→ **Document extract**:

Documentation for /proc/sys/vm/* version 0.1
(c) 1998, Rik van Riel <H.H.vanRiel@fys.ruu.nl>
For general info and legal blurb, please look in README.
This file contains the documentation for the sysctl files in
/proc/sys/vm and is valid for Linux kernel version 2.1.
The files in this directory can be used to tune the operation
of the virtual memory (VM) subsystem of the Linux kernel, and
one of the files (bdflush) also has a little influence on disk
usage.
Currently, these files are in /proc/sys/vm:
- bdflush
- freepages
- overcommit_memory
- swapctl
- swapout_interval
bdflush:
This file controls the operation of the bdflush kernel
daemon. The source code to this struct can be found in
linux/mm/buffer.c. It currently contains 9 integer values,
of which 6 are actually used by the kernel.
From linux/fs/buffer.c:
--------------------------------------------------------------
union bdflush_param{
struct {
int nfract; /* Percentage of buffer cache dirty to
activate bdflush */
int ndirty; /* Maximum number of dirty blocks to
write out per wake-cycle */
int nrefill; /* Number of clean buffers to try to
obtain each time we call refill */
int nref_dirt; /* Dirty buffer threshold for activating
bdflush when trying to refill buffers. */
int dummy1; /* unused */
int age_buffer; /* Time for normal buffer to age before
we flush it */
int age_super; /* Time for superblock to age before we
flush it */
int dummy2; /* unused */
int dummy3; /* unused */
} b_un;
unsigned int data[N_PARAM];
} bdf_prm = {{40, 500, 64, 256, 15, 30*HZ, 5*HZ, 1884, 2}};
--------------------------------------------------------------
The first parameter governs the maximum number of of dirty
buffers in the buffer cache. Dirty means that the contents
of the buffer still have to be written to disk (as opposed
to a clean buffer, which can just be forgotten about).

→ **Data section**:
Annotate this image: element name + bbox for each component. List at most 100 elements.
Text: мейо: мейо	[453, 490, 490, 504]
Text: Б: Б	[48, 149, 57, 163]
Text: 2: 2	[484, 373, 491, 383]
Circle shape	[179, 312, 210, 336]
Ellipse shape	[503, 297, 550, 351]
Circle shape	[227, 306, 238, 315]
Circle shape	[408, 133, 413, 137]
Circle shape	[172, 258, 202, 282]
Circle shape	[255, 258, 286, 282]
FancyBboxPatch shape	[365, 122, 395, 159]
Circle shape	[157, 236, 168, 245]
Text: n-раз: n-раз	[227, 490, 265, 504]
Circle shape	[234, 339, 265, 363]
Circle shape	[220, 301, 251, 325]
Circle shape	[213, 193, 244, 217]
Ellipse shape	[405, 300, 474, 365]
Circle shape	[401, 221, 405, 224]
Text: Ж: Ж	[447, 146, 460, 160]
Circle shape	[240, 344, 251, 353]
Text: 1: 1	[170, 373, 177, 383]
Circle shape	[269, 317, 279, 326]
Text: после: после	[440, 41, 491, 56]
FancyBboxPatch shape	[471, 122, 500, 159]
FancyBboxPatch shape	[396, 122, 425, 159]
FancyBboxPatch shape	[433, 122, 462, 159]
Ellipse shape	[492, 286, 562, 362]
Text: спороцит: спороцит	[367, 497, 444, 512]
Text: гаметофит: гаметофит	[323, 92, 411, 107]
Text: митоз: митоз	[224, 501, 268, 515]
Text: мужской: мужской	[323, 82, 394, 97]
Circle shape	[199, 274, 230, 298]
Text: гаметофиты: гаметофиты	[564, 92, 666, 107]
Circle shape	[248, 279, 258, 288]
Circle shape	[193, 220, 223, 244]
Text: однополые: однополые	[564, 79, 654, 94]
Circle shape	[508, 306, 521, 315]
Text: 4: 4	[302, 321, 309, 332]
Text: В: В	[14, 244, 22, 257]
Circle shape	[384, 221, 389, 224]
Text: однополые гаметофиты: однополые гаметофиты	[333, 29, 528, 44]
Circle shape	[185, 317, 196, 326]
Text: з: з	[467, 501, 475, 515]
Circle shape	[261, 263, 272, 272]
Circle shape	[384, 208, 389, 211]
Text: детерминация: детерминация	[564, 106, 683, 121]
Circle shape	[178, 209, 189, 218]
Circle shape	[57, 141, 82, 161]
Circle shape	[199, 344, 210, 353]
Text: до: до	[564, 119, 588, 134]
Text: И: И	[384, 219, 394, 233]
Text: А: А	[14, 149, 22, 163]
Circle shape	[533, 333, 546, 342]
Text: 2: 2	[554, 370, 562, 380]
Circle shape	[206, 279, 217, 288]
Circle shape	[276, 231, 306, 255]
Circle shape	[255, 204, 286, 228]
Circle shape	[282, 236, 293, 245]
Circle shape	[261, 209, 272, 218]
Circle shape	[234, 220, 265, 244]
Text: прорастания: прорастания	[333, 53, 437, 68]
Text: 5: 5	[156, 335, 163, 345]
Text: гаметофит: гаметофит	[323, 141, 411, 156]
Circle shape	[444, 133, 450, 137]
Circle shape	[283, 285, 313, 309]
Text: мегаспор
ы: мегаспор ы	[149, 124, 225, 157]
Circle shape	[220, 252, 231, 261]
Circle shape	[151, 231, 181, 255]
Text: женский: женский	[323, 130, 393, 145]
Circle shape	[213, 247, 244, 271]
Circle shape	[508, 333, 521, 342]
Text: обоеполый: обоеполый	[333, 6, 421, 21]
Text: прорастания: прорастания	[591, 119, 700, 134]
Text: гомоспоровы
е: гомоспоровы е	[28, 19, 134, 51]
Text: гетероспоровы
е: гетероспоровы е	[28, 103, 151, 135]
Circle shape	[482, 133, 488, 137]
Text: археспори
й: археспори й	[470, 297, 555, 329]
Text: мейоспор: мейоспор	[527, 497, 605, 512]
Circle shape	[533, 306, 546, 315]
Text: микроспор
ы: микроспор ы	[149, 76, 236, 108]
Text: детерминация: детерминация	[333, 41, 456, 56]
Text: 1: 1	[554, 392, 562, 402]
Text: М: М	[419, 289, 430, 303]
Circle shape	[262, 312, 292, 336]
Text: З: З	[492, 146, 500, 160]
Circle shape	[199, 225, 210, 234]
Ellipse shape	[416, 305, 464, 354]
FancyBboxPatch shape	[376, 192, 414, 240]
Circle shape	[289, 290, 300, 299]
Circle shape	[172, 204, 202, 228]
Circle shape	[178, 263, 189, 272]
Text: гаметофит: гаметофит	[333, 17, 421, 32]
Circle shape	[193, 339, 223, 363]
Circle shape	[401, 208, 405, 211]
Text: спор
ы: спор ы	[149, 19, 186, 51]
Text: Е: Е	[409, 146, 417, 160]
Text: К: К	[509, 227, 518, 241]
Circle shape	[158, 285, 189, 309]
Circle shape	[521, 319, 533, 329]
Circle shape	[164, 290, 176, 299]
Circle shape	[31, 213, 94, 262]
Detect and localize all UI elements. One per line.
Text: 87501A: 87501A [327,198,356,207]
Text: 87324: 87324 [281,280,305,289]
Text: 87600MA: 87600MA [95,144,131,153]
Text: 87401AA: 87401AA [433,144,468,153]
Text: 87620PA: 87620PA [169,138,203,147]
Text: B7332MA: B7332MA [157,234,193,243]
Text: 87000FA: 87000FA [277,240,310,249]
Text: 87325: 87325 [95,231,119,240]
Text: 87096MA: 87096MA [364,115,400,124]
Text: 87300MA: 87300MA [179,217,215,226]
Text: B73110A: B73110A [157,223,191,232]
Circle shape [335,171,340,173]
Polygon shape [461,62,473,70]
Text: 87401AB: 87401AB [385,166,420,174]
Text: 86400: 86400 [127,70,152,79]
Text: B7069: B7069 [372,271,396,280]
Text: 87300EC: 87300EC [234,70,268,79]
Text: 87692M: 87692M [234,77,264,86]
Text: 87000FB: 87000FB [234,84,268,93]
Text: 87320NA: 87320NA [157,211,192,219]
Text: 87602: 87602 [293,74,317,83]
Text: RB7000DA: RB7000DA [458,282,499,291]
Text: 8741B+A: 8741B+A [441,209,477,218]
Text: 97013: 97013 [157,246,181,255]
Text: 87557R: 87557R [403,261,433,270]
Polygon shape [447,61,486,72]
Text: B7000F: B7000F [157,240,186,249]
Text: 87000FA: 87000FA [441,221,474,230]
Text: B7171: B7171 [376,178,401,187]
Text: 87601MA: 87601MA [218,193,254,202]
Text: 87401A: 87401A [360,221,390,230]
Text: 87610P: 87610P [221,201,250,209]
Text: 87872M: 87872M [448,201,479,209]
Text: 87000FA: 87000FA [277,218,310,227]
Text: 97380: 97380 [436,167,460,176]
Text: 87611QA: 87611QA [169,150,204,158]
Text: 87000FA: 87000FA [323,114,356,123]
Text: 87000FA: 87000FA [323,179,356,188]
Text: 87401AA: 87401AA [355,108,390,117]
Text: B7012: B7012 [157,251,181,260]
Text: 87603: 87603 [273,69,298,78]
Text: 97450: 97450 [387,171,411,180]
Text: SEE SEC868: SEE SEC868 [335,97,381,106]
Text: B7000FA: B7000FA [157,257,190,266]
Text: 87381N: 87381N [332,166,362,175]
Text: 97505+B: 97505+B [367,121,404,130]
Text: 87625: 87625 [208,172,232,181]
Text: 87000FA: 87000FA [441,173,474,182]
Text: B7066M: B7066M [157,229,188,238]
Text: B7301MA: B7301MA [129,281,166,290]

→ **Task description**:
Name each file that the /proc/sys/vm documentation lists as currently present in that directory.

→ **Problem solution**:
bdflush, freepages, overcommit_memory, swapctl, swapout_interval